> [PROBLEM TO SOLVE] Transcribe every entry word for word, but skip the images.

==*==

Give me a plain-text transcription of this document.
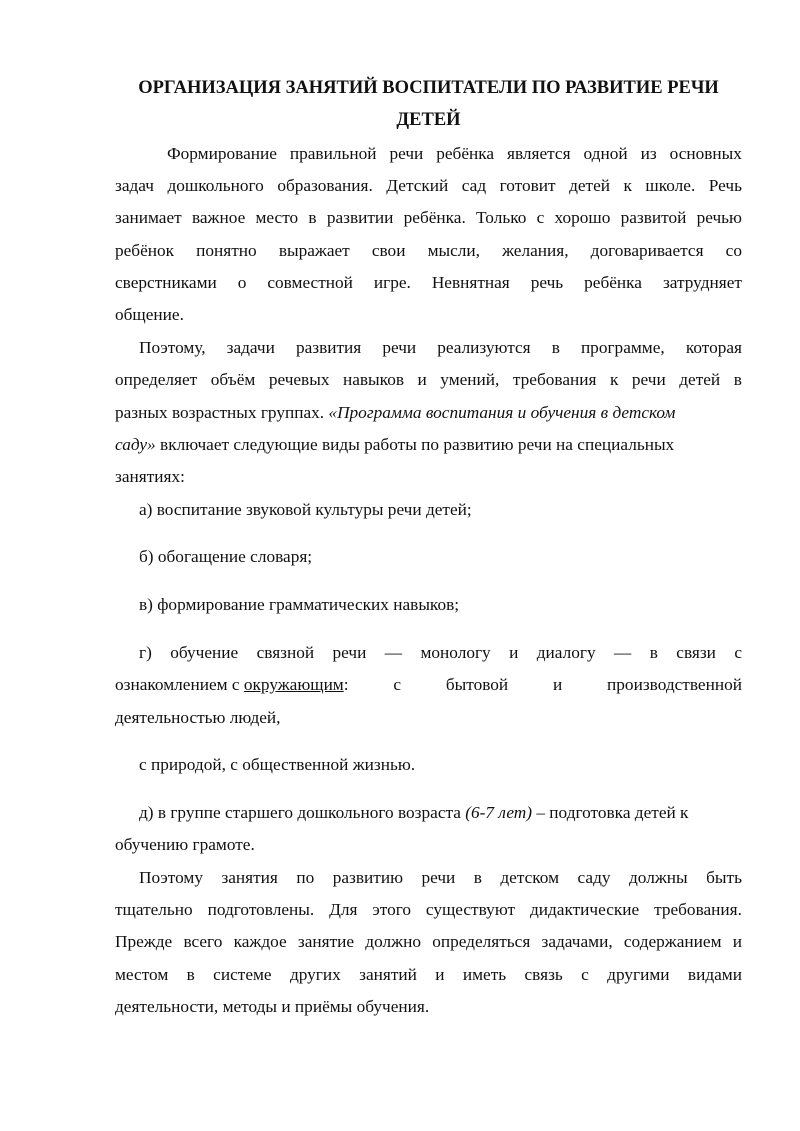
ОРГАНИЗАЦИЯ ЗАНЯТИЙ ВОСПИТАТЕЛИ ПО РАЗВИТИЕ РЕЧИ
ДЕТЕЙ
Формирование правильной речи ребёнка является одной из основных
задач дошкольного образования. Детский сад готовит детей к школе. Речь
занимает важное место в развитии ребёнка. Только с хорошо развитой речью
ребёнок понятно выражает свои мысли, желания, договаривается со
сверстниками о совместной игре. Невнятная речь ребёнка затрудняет
общение.
Поэтому, задачи развития речи реализуются в программе, которая
определяет объём речевых навыков и умений, требования к речи детей в
разных возрастных группах. «Программа воспитания и обучения в детском
саду» включает следующие виды работы по развитию речи на специальных
занятиях:
а) воспитание звуковой культуры речи детей;
б) обогащение словаря;
в) формирование грамматических навыков;
г) обучение связной речи — монологу и диалогу — в связи с
ознакомлением с окружающим :	с	бытовой	и	производственной
деятельностью людей,
с природой, с общественной жизнью.
д) в группе старшего дошкольного возраста (6-7 лет) – подготовка детей к
обучению грамоте.
Поэтому занятия по развитию речи в детском саду должны быть
тщательно подготовлены. Для этого существуют дидактические требования.
Прежде всего каждое занятие должно определяться задачами, содержанием и
местом в системе других занятий и иметь связь с другими видами
деятельности, методы и приёмы обучения.
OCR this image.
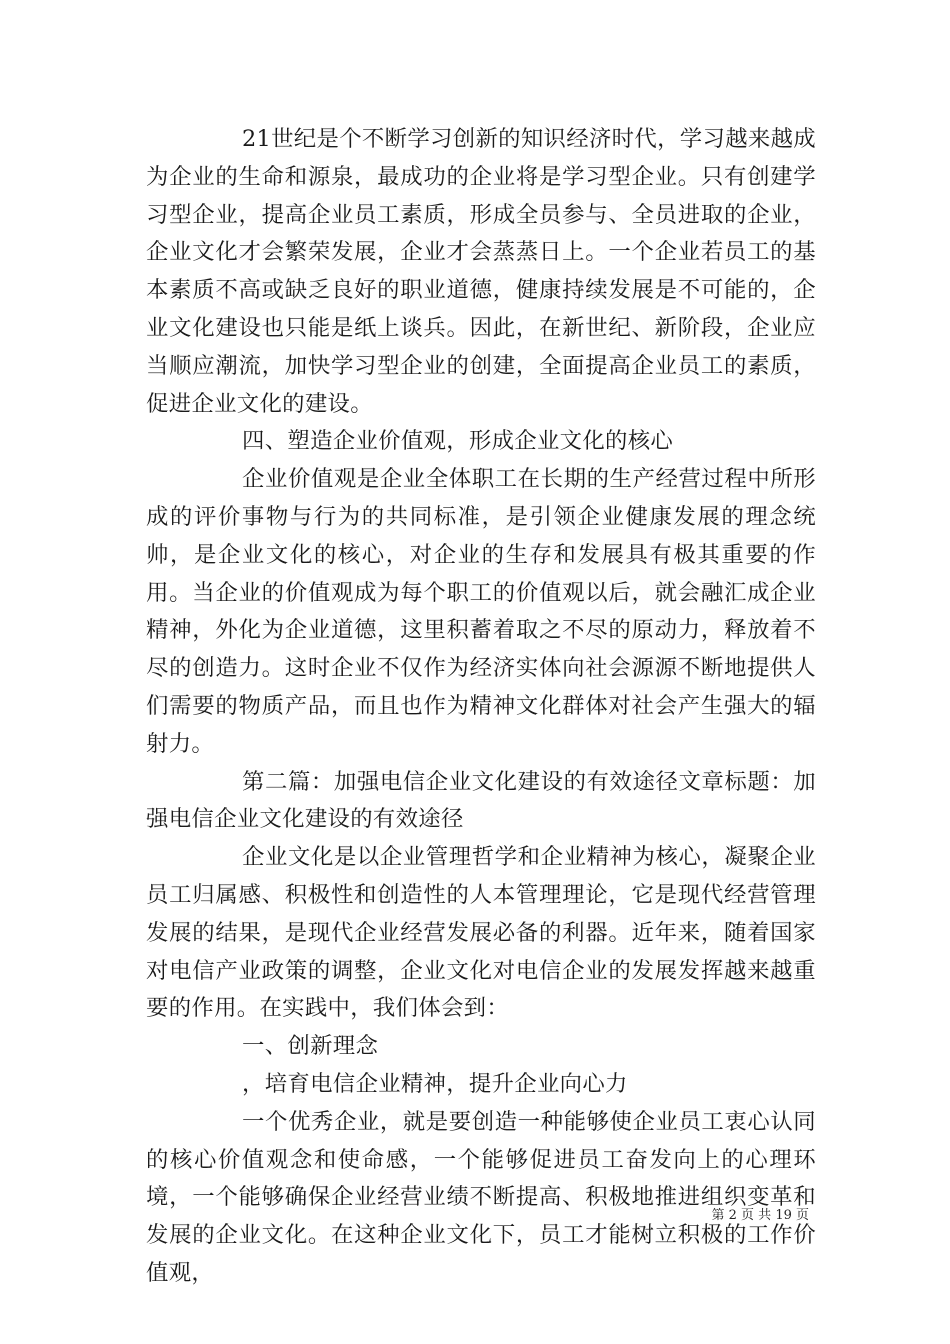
21世纪是个不断学习创新的知识经济时代，学习越来越成为企业的生命和源泉，最成功的企业将是学习型企业。只有创建学习型企业，提高企业员工素质，形成全员参与、全员进取的企业，企业文化才会繁荣发展，企业才会蒸蒸日上。一个企业若员工的基本素质不高或缺乏良好的职业道德，健康持续发展是不可能的，企业文化建设也只能是纸上谈兵。因此，在新世纪、新阶段，企业应当顺应潮流，加快学习型企业的创建，全面提高企业员工的素质，促进企业文化的建设。

四、塑造企业价值观，形成企业文化的核心

企业价值观是企业全体职工在长期的生产经营过程中所形成的评价事物与行为的共同标准，是引领企业健康发展的理念统帅，是企业文化的核心，对企业的生存和发展具有极其重要的作用。当企业的价值观成为每个职工的价值观以后，就会融汇成企业精神，外化为企业道德，这里积蓄着取之不尽的原动力，释放着不尽的创造力。这时企业不仅作为经济实体向社会源源不断地提供人们需要的物质产品，而且也作为精神文化群体对社会产生强大的辐射力。

第二篇：加强电信企业文化建设的有效途径文章标题：加强电信企业文化建设的有效途径

企业文化是以企业管理哲学和企业精神为核心，凝聚企业员工归属感、积极性和创造性的人本管理理论，它是现代经营管理发展的结果，是现代企业经营发展必备的利器。近年来，随着国家对电信产业政策的调整，企业文化对电信企业的发展发挥越来越重要的作用。在实践中，我们体会到：

一、创新理念

，培育电信企业精神，提升企业向心力

一个优秀企业，就是要创造一种能够使企业员工衷心认同的核心价值观念和使命感，一个能够促进员工奋发向上的心理环境，一个能够确保企业经营业绩不断提高、积极地推进组织变革和发展的企业文化。在这种企业文化下，员工才能树立积极的工作价值观，

第 2 页 共 19 页
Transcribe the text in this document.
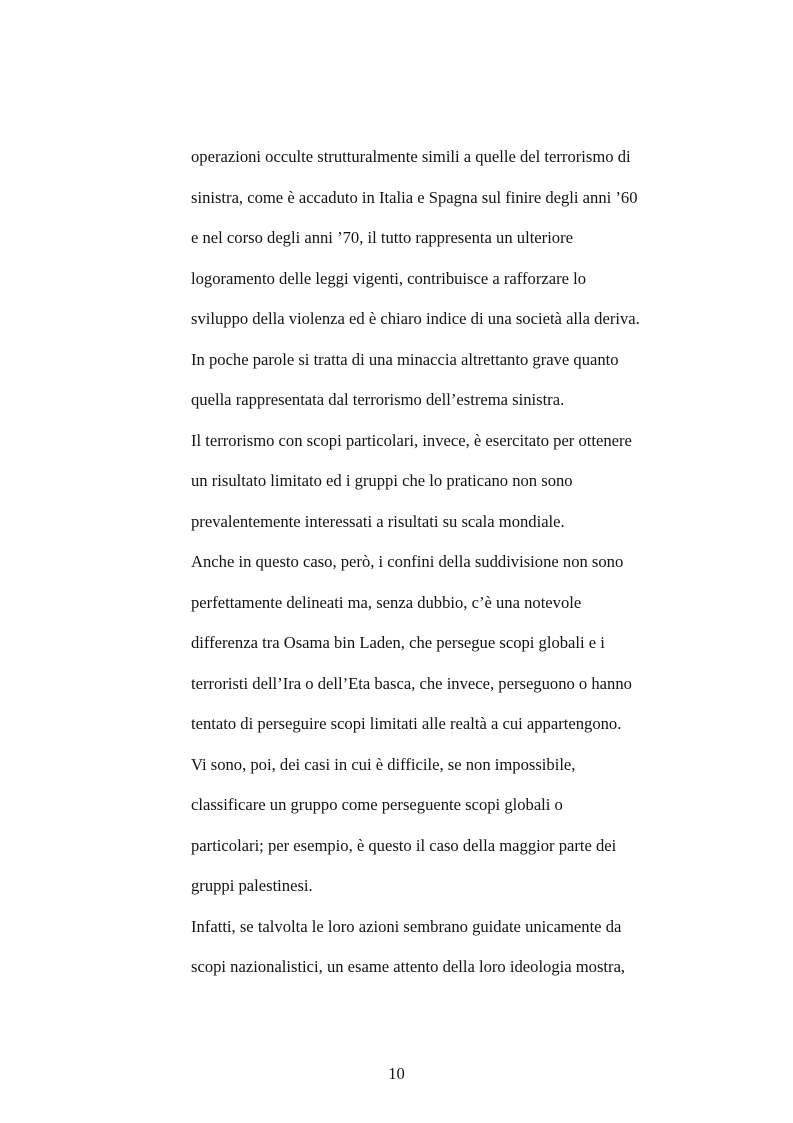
operazioni occulte strutturalmente simili a quelle del terrorismo di
sinistra, come è accaduto in Italia e Spagna sul finire degli anni ’60
e nel corso degli anni ’70, il tutto rappresenta un ulteriore
logoramento delle leggi vigenti, contribuisce a rafforzare lo
sviluppo della violenza ed è chiaro indice di una società alla deriva.
In poche parole si tratta di una minaccia altrettanto grave quanto
quella rappresentata dal terrorismo dell’estrema sinistra.
Il terrorismo con scopi particolari, invece, è esercitato per ottenere
un risultato limitato ed i gruppi che lo praticano non sono
prevalentemente interessati a risultati su scala mondiale.
Anche in questo caso, però, i confini della suddivisione non sono
perfettamente delineati ma, senza dubbio, c’è una notevole
differenza tra Osama bin Laden, che persegue scopi globali e i
terroristi dell’Ira o dell’Eta basca, che invece, perseguono o hanno
tentato di perseguire scopi limitati alle realtà a cui appartengono.
Vi sono, poi, dei casi in cui è difficile, se non impossibile,
classificare un gruppo come perseguente scopi globali o
particolari; per esempio, è questo il caso della maggior parte dei
gruppi palestinesi.
Infatti, se talvolta le loro azioni sembrano guidate unicamente da
scopi nazionalistici, un esame attento della loro ideologia mostra,
10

==*==

> [EXERCISE SOLUTION]
Give me a plain-text transcription of this document.
ОРГАНИЗАЦИЯ ЗАНЯТИЙ ВОСПИТАТЕЛИ ПО РАЗВИТИЕ РЕЧИ
ДЕТЕЙ
Формирование правильной речи ребёнка является одной из основных
задач дошкольного образования. Детский сад готовит детей к школе. Речь
занимает важное место в развитии ребёнка. Только с хорошо развитой речью
ребёнок понятно выражает свои мысли, желания, договаривается со
сверстниками о совместной игре. Невнятная речь ребёнка затрудняет
общение.
Поэтому, задачи развития речи реализуются в программе, которая
определяет объём речевых навыков и умений, требования к речи детей в
разных возрастных группах. «Программа воспитания и обучения в детском
саду» включает следующие виды работы по развитию речи на специальных
занятиях:
а) воспитание звуковой культуры речи детей;
б) обогащение словаря;
в) формирование грамматических навыков;
г) обучение связной речи — монологу и диалогу — в связи с
ознакомлением с окружающим :	с	бытовой	и	производственной
деятельностью людей,
с природой, с общественной жизнью.
д) в группе старшего дошкольного возраста (6-7 лет) – подготовка детей к
обучению грамоте.
Поэтому занятия по развитию речи в детском саду должны быть
тщательно подготовлены. Для этого существуют дидактические требования.
Прежде всего каждое занятие должно определяться задачами, содержанием и
местом в системе других занятий и иметь связь с другими видами
деятельности, методы и приёмы обучения.
OCR this image.
21世纪是个不断学习创新的知识经济时代，学习越来越成为企业的生命和源泉，最成功的企业将是学习型企业。只有创建学习型企业，提高企业员工素质，形成全员参与、全员进取的企业，企业文化才会繁荣发展，企业才会蒸蒸日上。一个企业若员工的基本素质不高或缺乏良好的职业道德，健康持续发展是不可能的，企业文化建设也只能是纸上谈兵。因此，在新世纪、新阶段，企业应当顺应潮流，加快学习型企业的创建，全面提高企业员工的素质，促进企业文化的建设。

四、塑造企业价值观，形成企业文化的核心

企业价值观是企业全体职工在长期的生产经营过程中所形成的评价事物与行为的共同标准，是引领企业健康发展的理念统帅，是企业文化的核心，对企业的生存和发展具有极其重要的作用。当企业的价值观成为每个职工的价值观以后，就会融汇成企业精神，外化为企业道德，这里积蓄着取之不尽的原动力，释放着不尽的创造力。这时企业不仅作为经济实体向社会源源不断地提供人们需要的物质产品，而且也作为精神文化群体对社会产生强大的辐射力。

第二篇：加强电信企业文化建设的有效途径文章标题：加强电信企业文化建设的有效途径

企业文化是以企业管理哲学和企业精神为核心，凝聚企业员工归属感、积极性和创造性的人本管理理论，它是现代经营管理发展的结果，是现代企业经营发展必备的利器。近年来，随着国家对电信产业政策的调整，企业文化对电信企业的发展发挥越来越重要的作用。在实践中，我们体会到：

一、创新理念

，培育电信企业精神，提升企业向心力

一个优秀企业，就是要创造一种能够使企业员工衷心认同的核心价值观念和使命感，一个能够促进员工奋发向上的心理环境，一个能够确保企业经营业绩不断提高、积极地推进组织变革和发展的企业文化。在这种企业文化下，员工才能树立积极的工作价值观，

第 2 页 共 19 页
Transcribe the text in this document.
operazioni occulte strutturalmente simili a quelle del terrorismo di
sinistra, come è accaduto in Italia e Spagna sul finire degli anni ’60
e nel corso degli anni ’70, il tutto rappresenta un ulteriore
logoramento delle leggi vigenti, contribuisce a rafforzare lo
sviluppo della violenza ed è chiaro indice di una società alla deriva.
In poche parole si tratta di una minaccia altrettanto grave quanto
quella rappresentata dal terrorismo dell’estrema sinistra.
Il terrorismo con scopi particolari, invece, è esercitato per ottenere
un risultato limitato ed i gruppi che lo praticano non sono
prevalentemente interessati a risultati su scala mondiale.
Anche in questo caso, però, i confini della suddivisione non sono
perfettamente delineati ma, senza dubbio, c’è una notevole
differenza tra Osama bin Laden, che persegue scopi globali e i
terroristi dell’Ira o dell’Eta basca, che invece, perseguono o hanno
tentato di perseguire scopi limitati alle realtà a cui appartengono.
Vi sono, poi, dei casi in cui è difficile, se non impossibile,
classificare un gruppo come perseguente scopi globali o
particolari; per esempio, è questo il caso della maggior parte dei
gruppi palestinesi.
Infatti, se talvolta le loro azioni sembrano guidate unicamente da
scopi nazionalistici, un esame attento della loro ideologia mostra,
10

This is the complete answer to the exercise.